=== Source data ===

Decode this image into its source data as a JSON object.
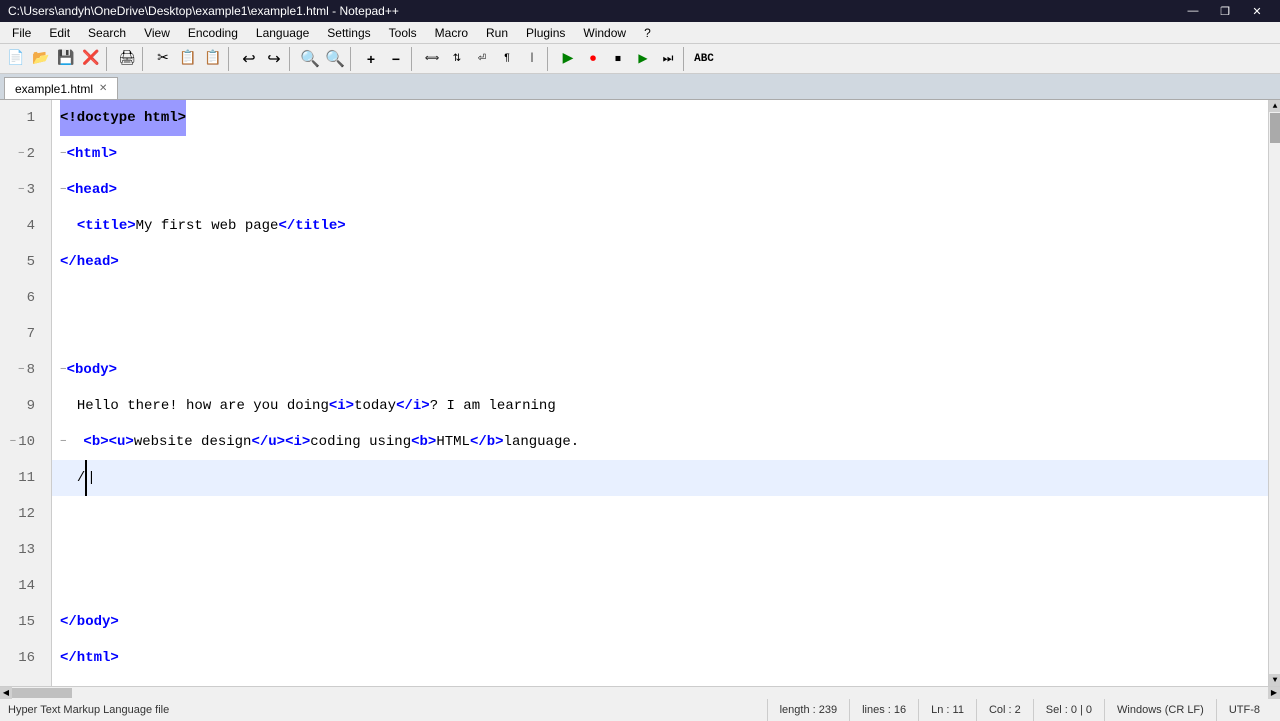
{
  "title_bar": {
    "text": "C:\\Users\\andyh\\OneDrive\\Desktop\\example1\\example1.html - Notepad++",
    "minimize": "—",
    "maximize": "❐",
    "close": "✕"
  },
  "menu": {
    "items": [
      "File",
      "Edit",
      "Search",
      "View",
      "Encoding",
      "Language",
      "Settings",
      "Tools",
      "Macro",
      "Run",
      "Plugins",
      "Window",
      "?"
    ]
  },
  "tab": {
    "label": "example1.html",
    "close": "✕"
  },
  "lines": [
    {
      "num": "1",
      "active": false,
      "fold": "",
      "content_html": "<span class='tag'>&lt;!doctype html&gt;</span>",
      "highlight": true
    },
    {
      "num": "2",
      "active": false,
      "fold": "⊖",
      "content_html": "<span class='tag'>&lt;html&gt;</span>"
    },
    {
      "num": "3",
      "active": false,
      "fold": "⊖",
      "content_html": "<span class='tag'>&lt;head&gt;</span>"
    },
    {
      "num": "4",
      "active": false,
      "fold": "",
      "content_html": "&nbsp;&nbsp;<span class='tag'>&lt;title&gt;</span><span class='text-content'>My first web page</span><span class='tag'>&lt;/title&gt;</span>"
    },
    {
      "num": "5",
      "active": false,
      "fold": "",
      "content_html": "<span class='tag'>&lt;/head&gt;</span>"
    },
    {
      "num": "6",
      "active": false,
      "fold": "",
      "content_html": ""
    },
    {
      "num": "7",
      "active": false,
      "fold": "",
      "content_html": ""
    },
    {
      "num": "8",
      "active": false,
      "fold": "⊖",
      "content_html": "<span class='tag'>&lt;body&gt;</span>"
    },
    {
      "num": "9",
      "active": false,
      "fold": "",
      "content_html": "&nbsp;&nbsp;<span class='text-content'>Hello there! how are you doing </span><span class='tag'>&lt;i&gt;</span><span class='text-content'>today</span><span class='tag'>&lt;/i&gt;</span><span class='text-content'>? I am learning</span>"
    },
    {
      "num": "10",
      "active": false,
      "fold": "⊖",
      "content_html": "&nbsp;&nbsp;<span class='tag'>&lt;b&gt;&lt;u&gt;</span><span class='text-content'>website design</span><span class='tag'>&lt;/u&gt;&lt;i&gt;</span><span class='text-content'> coding using </span><span class='tag'>&lt;b&gt;</span><span class='text-content'>HTML</span><span class='tag'>&lt;/b&gt;</span><span class='text-content'> language.</span>"
    },
    {
      "num": "11",
      "active": true,
      "fold": "",
      "content_html": "&nbsp;&nbsp;<span class='text-content'>/</span><span class='cursor'>|</span>"
    },
    {
      "num": "12",
      "active": false,
      "fold": "",
      "content_html": ""
    },
    {
      "num": "13",
      "active": false,
      "fold": "",
      "content_html": ""
    },
    {
      "num": "14",
      "active": false,
      "fold": "",
      "content_html": ""
    },
    {
      "num": "15",
      "active": false,
      "fold": "",
      "content_html": "<span class='tag'>&lt;/body&gt;</span>"
    },
    {
      "num": "16",
      "active": false,
      "fold": "",
      "content_html": "<span class='tag'>&lt;/html&gt;</span>"
    }
  ],
  "status": {
    "file_type": "Hyper Text Markup Language file",
    "length": "length : 239",
    "lines": "lines : 16",
    "ln": "Ln : 11",
    "col": "Col : 2",
    "sel": "Sel : 0 | 0",
    "line_ending": "Windows (CR LF)",
    "encoding": "UTF-8"
  },
  "toolbar_icons": [
    "📄",
    "📂",
    "💾",
    "🖨️",
    "✂️",
    "📋",
    "📋",
    "↩️",
    "↪️",
    "🔍",
    "🔍",
    "🔖",
    "🔖",
    "⟨",
    "⟩",
    "📌",
    "⚙️",
    "🔲",
    "✅",
    "⬛",
    "►",
    "◄",
    "►",
    "⬛",
    "⬛",
    "🔤"
  ]
}
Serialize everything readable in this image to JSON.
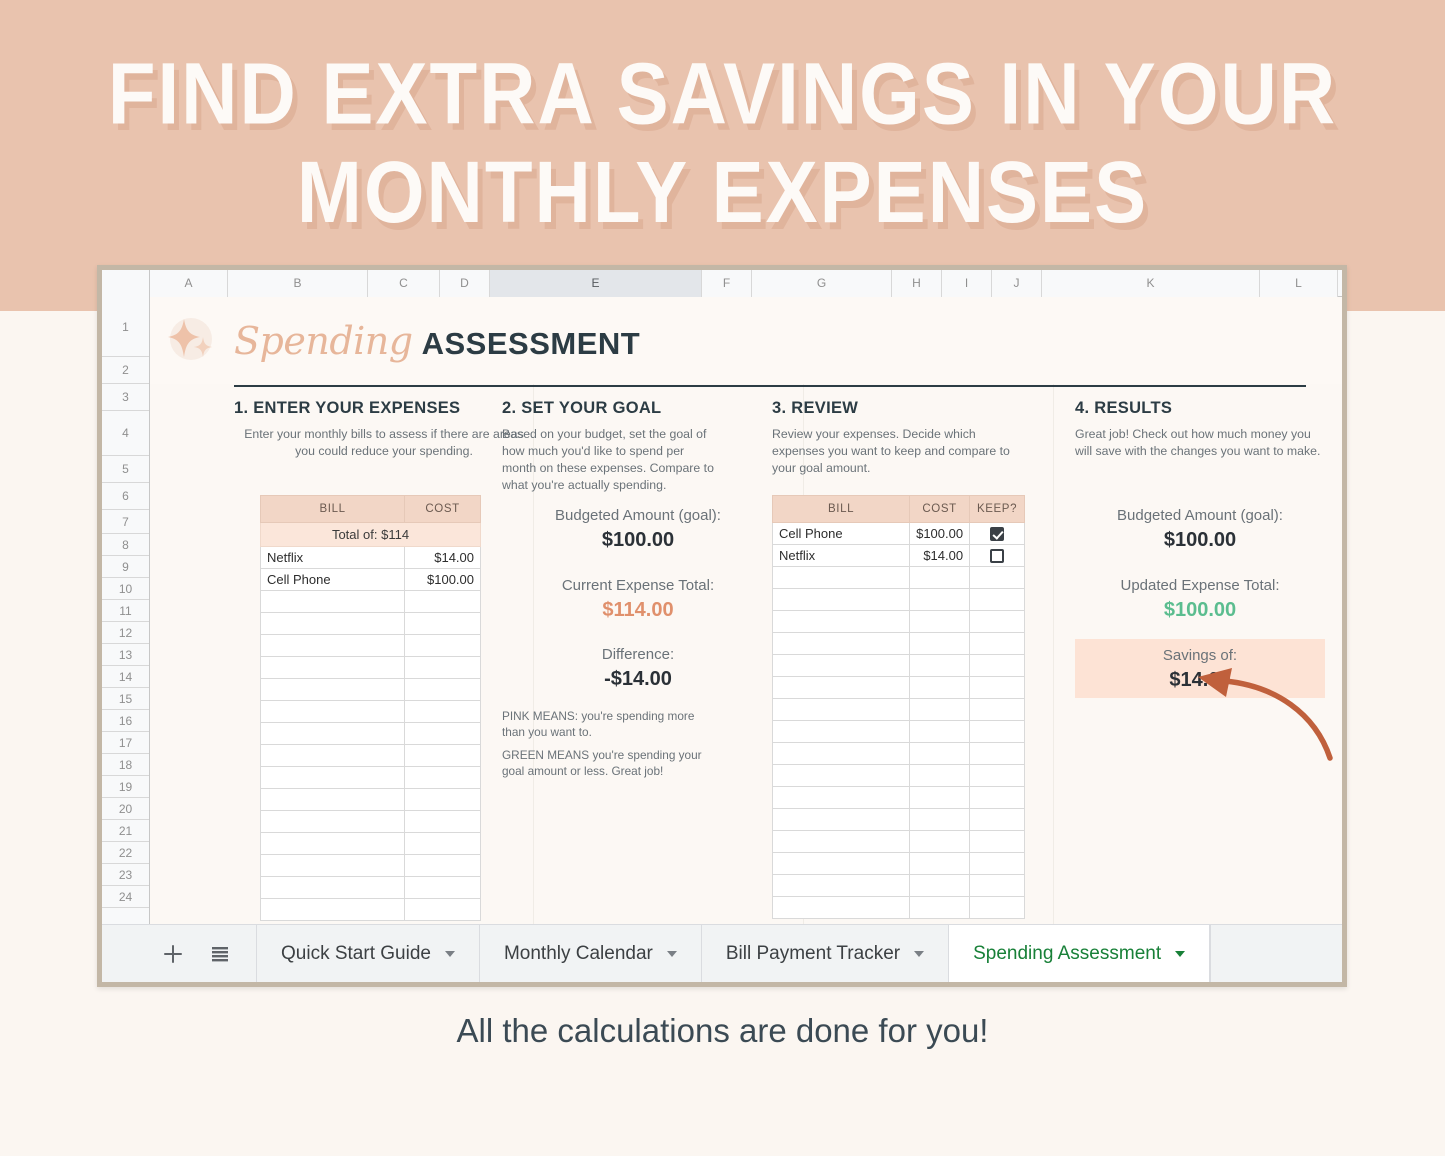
{
  "hero": {
    "title_line1": "FIND EXTRA SAVINGS IN YOUR",
    "title_line2": "MONTHLY EXPENSES"
  },
  "caption": "All the calculations are done for you!",
  "sheet": {
    "columns": [
      "A",
      "B",
      "C",
      "D",
      "E",
      "F",
      "G",
      "H",
      "I",
      "J",
      "K",
      "L"
    ],
    "selected_column": "E",
    "rows": [
      "1",
      "2",
      "3",
      "4",
      "5",
      "6",
      "7",
      "8",
      "9",
      "10",
      "11",
      "12",
      "13",
      "14",
      "15",
      "16",
      "17",
      "18",
      "19",
      "20",
      "21",
      "22",
      "23",
      "24"
    ],
    "header": {
      "script_word": "Spending",
      "bold_word": "ASSESSMENT",
      "sparkle_icon": "sparkle-icon"
    }
  },
  "sections": {
    "enter_expenses": {
      "title": "1. ENTER YOUR EXPENSES",
      "body": "Enter your monthly bills to assess if there are areas you could reduce your spending.",
      "table": {
        "headers": [
          "BILL",
          "COST"
        ],
        "total_row": "Total of: $114",
        "rows": [
          {
            "bill": "Netflix",
            "cost": "$14.00"
          },
          {
            "bill": "Cell Phone",
            "cost": "$100.00"
          }
        ],
        "empty_row_count": 15
      }
    },
    "set_goal": {
      "title": "2. SET YOUR GOAL",
      "body": "Based on your budget, set the goal of how much you'd like to spend per month on these expenses. Compare to what you're actually spending.",
      "budgeted_label": "Budgeted Amount (goal):",
      "budgeted_value": "$100.00",
      "current_label": "Current Expense Total:",
      "current_value": "$114.00",
      "difference_label": "Difference:",
      "difference_value": "-$14.00",
      "legend_pink": "PINK MEANS: you're spending more than you want to.",
      "legend_green": "GREEN MEANS you're spending your goal amount or less. Great job!"
    },
    "review": {
      "title": "3. REVIEW",
      "body": "Review your expenses. Decide which expenses you want to keep and compare to your goal amount.",
      "table": {
        "headers": [
          "BILL",
          "COST",
          "KEEP?"
        ],
        "rows": [
          {
            "bill": "Cell Phone",
            "cost": "$100.00",
            "keep": true
          },
          {
            "bill": "Netflix",
            "cost": "$14.00",
            "keep": false
          }
        ],
        "empty_row_count": 16
      }
    },
    "results": {
      "title": "4. RESULTS",
      "body": "Great job! Check out how much money you will save with the changes you want to make.",
      "budgeted_label": "Budgeted Amount (goal):",
      "budgeted_value": "$100.00",
      "updated_label": "Updated Expense Total:",
      "updated_value": "$100.00",
      "savings_label": "Savings of:",
      "savings_value": "$14.00"
    }
  },
  "tabbar": {
    "add_icon": "plus-icon",
    "list_icon": "all-sheets-icon",
    "tabs": [
      {
        "label": "Quick Start Guide",
        "active": false
      },
      {
        "label": "Monthly Calendar",
        "active": false
      },
      {
        "label": "Bill Payment Tracker",
        "active": false
      },
      {
        "label": "Spending Assessment",
        "active": true
      }
    ]
  },
  "colors": {
    "hero_bg": "#e9c3ae",
    "page_bg": "#fbf6f1",
    "accent_pink": "#f2d6c6",
    "accent_peach": "#fde3d5",
    "text_dark": "#2c3c44",
    "value_pink": "#e0906c",
    "value_green": "#5bbd8f",
    "active_tab_green": "#188038",
    "arrow": "#c0603c"
  }
}
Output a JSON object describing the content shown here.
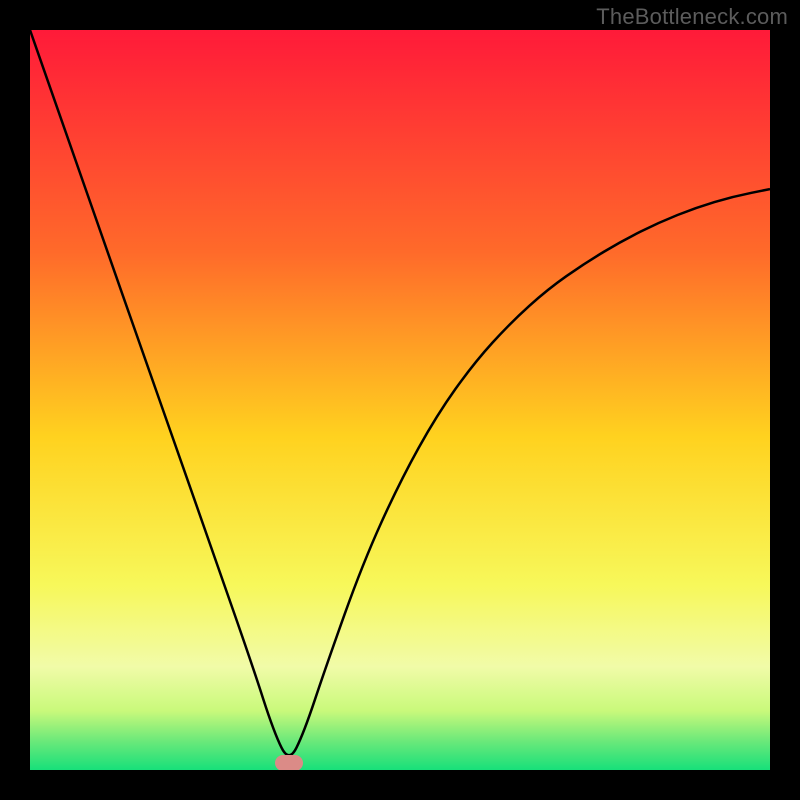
{
  "watermark": "TheBottleneck.com",
  "chart_data": {
    "type": "line",
    "title": "",
    "xlabel": "",
    "ylabel": "",
    "xlim": [
      0,
      100
    ],
    "ylim": [
      0,
      100
    ],
    "x": [
      0,
      5,
      10,
      15,
      20,
      25,
      30,
      33,
      35,
      37,
      40,
      45,
      50,
      55,
      60,
      65,
      70,
      75,
      80,
      85,
      90,
      95,
      100
    ],
    "values": [
      100,
      85.7,
      71.4,
      57.1,
      42.9,
      28.6,
      14.3,
      5.0,
      1.0,
      5.0,
      14.0,
      28.0,
      39.0,
      48.0,
      55.0,
      60.5,
      65.0,
      68.5,
      71.5,
      74.0,
      76.0,
      77.5,
      78.5
    ],
    "marker": {
      "x": 35,
      "y": 1
    },
    "gradient_stops": [
      {
        "offset": 0,
        "color": "#ff1a39"
      },
      {
        "offset": 30,
        "color": "#ff6a2a"
      },
      {
        "offset": 55,
        "color": "#ffd21f"
      },
      {
        "offset": 75,
        "color": "#f7f85a"
      },
      {
        "offset": 86,
        "color": "#f1fba8"
      },
      {
        "offset": 92,
        "color": "#c9f97b"
      },
      {
        "offset": 96,
        "color": "#6de97a"
      },
      {
        "offset": 100,
        "color": "#17e07a"
      }
    ]
  }
}
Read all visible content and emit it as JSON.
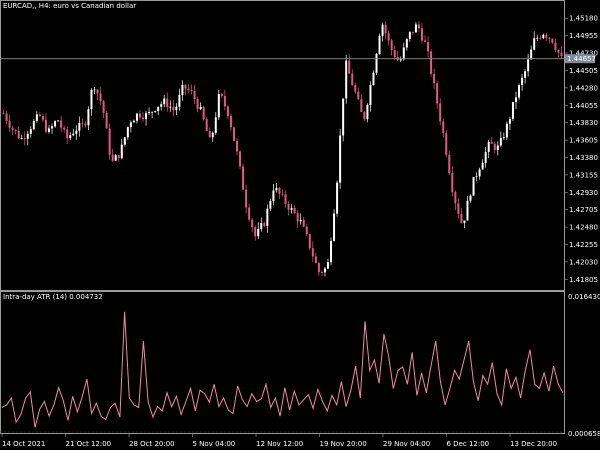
{
  "window": {
    "title": "EURCAD,, H4:  euro vs Canadian dollar",
    "current_price": "1.44657"
  },
  "colors": {
    "background": "#000000",
    "candle_bull": "#ffffff",
    "candle_bear": "#e05a86",
    "indicator_line": "#f08aa8",
    "price_line": "#8a8a8a",
    "border": "#9a9a9a",
    "tag_bg": "#7f8c99"
  },
  "price_axis": {
    "labels": [
      "1.45180",
      "1.44955",
      "1.44730",
      "1.44505",
      "1.44280",
      "1.44055",
      "1.43830",
      "1.43605",
      "1.43380",
      "1.43155",
      "1.42930",
      "1.42705",
      "1.42480",
      "1.42255",
      "1.42030",
      "1.41805"
    ]
  },
  "indicator": {
    "title": "Intra-day ATR (14) 0.004732",
    "axis_top": "0.016430",
    "axis_bottom": "0.000658"
  },
  "time_axis": {
    "labels": [
      "14 Oct 2021",
      "21 Oct 12:00",
      "28 Oct 20:00",
      "5 Nov 04:00",
      "12 Nov 12:00",
      "19 Nov 20:00",
      "29 Nov 04:00",
      "6 Dec 12:00",
      "13 Dec 20:00"
    ]
  },
  "chart_data": [
    {
      "type": "candlestick",
      "symbol": "EURCAD",
      "timeframe": "H4",
      "title": "EURCAD,, H4:  euro vs Canadian dollar",
      "ylim": [
        1.4168,
        1.4539
      ],
      "current_price": 1.44657,
      "x": [
        "14 Oct 2021",
        "21 Oct 12:00",
        "28 Oct 20:00",
        "5 Nov 04:00",
        "12 Nov 12:00",
        "19 Nov 20:00",
        "29 Nov 04:00",
        "6 Dec 12:00",
        "13 Dec 20:00"
      ],
      "close_path": [
        1.4395,
        1.4375,
        1.4362,
        1.4378,
        1.4392,
        1.437,
        1.4388,
        1.4362,
        1.4375,
        1.438,
        1.4435,
        1.4405,
        1.433,
        1.4345,
        1.4385,
        1.4395,
        1.4392,
        1.4405,
        1.441,
        1.4398,
        1.443,
        1.442,
        1.4395,
        1.4355,
        1.442,
        1.4395,
        1.434,
        1.4275,
        1.4235,
        1.4255,
        1.43,
        1.4285,
        1.427,
        1.4255,
        1.4225,
        1.419,
        1.4195,
        1.43,
        1.446,
        1.4425,
        1.4385,
        1.4445,
        1.4515,
        1.448,
        1.446,
        1.4495,
        1.451,
        1.448,
        1.442,
        1.436,
        1.429,
        1.425,
        1.43,
        1.433,
        1.4355,
        1.435,
        1.438,
        1.442,
        1.445,
        1.449,
        1.45,
        1.449,
        1.4465
      ]
    },
    {
      "type": "line",
      "title": "Intra-day ATR (14) 0.004732",
      "ylim": [
        0.000658,
        0.01643
      ],
      "series": [
        {
          "name": "Intra-day ATR (14)",
          "values": [
            0.0035,
            0.0038,
            0.0046,
            0.0018,
            0.0027,
            0.0046,
            0.0053,
            0.0012,
            0.0033,
            0.0042,
            0.0025,
            0.0038,
            0.0058,
            0.0043,
            0.002,
            0.0048,
            0.003,
            0.0047,
            0.0068,
            0.0028,
            0.004,
            0.0025,
            0.0021,
            0.0035,
            0.004,
            0.0024,
            0.0146,
            0.0046,
            0.0038,
            0.0035,
            0.0112,
            0.0042,
            0.0024,
            0.0036,
            0.0031,
            0.0052,
            0.0036,
            0.0048,
            0.0027,
            0.0042,
            0.0057,
            0.0031,
            0.0055,
            0.0051,
            0.0041,
            0.0062,
            0.0036,
            0.0046,
            0.0032,
            0.0028,
            0.006,
            0.0044,
            0.0036,
            0.0051,
            0.0042,
            0.0045,
            0.0062,
            0.0035,
            0.0046,
            0.0025,
            0.0058,
            0.0032,
            0.0054,
            0.0038,
            0.0044,
            0.005,
            0.0034,
            0.0056,
            0.0042,
            0.0031,
            0.0049,
            0.0038,
            0.0065,
            0.0036,
            0.0055,
            0.0083,
            0.0046,
            0.0135,
            0.0078,
            0.009,
            0.0063,
            0.012,
            0.0095,
            0.0057,
            0.0078,
            0.0082,
            0.0062,
            0.0099,
            0.0049,
            0.0075,
            0.0052,
            0.0083,
            0.0112,
            0.0065,
            0.0038,
            0.0057,
            0.0078,
            0.0068,
            0.009,
            0.0112,
            0.0065,
            0.0043,
            0.0072,
            0.0062,
            0.0087,
            0.0051,
            0.0038,
            0.008,
            0.0057,
            0.007,
            0.0046,
            0.0078,
            0.0102,
            0.0062,
            0.0057,
            0.0075,
            0.0054,
            0.0083,
            0.0062,
            0.0052
          ]
        }
      ]
    }
  ]
}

===

- **Brief**: Give the count of lines in the listing that hold the word "want", with no other text.

- **Exercise output**: 3